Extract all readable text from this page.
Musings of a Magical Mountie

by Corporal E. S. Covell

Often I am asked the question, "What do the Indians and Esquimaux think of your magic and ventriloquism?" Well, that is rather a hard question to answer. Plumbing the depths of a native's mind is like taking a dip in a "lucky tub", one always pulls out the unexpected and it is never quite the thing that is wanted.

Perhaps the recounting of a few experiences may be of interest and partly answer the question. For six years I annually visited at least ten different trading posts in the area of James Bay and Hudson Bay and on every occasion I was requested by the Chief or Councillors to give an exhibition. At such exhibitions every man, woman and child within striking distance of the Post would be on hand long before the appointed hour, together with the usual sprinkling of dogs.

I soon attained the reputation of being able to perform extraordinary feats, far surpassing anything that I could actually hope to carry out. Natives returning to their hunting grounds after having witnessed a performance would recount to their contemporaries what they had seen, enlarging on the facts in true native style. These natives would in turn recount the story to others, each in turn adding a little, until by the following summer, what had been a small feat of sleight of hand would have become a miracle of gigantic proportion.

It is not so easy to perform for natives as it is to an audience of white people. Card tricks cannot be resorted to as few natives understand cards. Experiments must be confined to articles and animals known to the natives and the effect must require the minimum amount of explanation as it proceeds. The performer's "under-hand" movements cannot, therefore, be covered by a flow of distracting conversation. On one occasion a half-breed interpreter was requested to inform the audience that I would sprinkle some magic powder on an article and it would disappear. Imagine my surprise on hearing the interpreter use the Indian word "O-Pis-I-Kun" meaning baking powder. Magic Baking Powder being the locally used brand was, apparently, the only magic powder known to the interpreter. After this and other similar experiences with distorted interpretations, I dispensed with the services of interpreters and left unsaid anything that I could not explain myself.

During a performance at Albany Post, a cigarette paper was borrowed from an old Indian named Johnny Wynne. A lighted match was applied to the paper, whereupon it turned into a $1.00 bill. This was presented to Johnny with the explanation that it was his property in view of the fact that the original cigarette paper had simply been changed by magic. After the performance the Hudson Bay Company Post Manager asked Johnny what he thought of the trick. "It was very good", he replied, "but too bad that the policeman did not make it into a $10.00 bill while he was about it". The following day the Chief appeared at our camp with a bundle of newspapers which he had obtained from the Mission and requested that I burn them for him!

::::

## Your goal
Which lines hold the word "question"? Show each one.

## Final result
Often I am asked the question, "What do the Indians and Esquimaux think of your magic and ventriloquism?" Well, that is rather a hard question to answer. Plumbing the depths of a native's mind is like taking a dip in a "lucky tub", one always pulls out the unexpected and it is never quite the thing that is wanted.
Perhaps the recounting of a few experiences may be of interest and partly answer the question. For six years I annually visited at least ten different trading posts in the area of James Bay and Hudson Bay and on every occasion I was requested by the Chief or Councillors to give an exhibition. At such exhibitions every man, woman and child within striking distance of the Post would be on hand long before the appointed hour, together with the usual sprinkling of dogs.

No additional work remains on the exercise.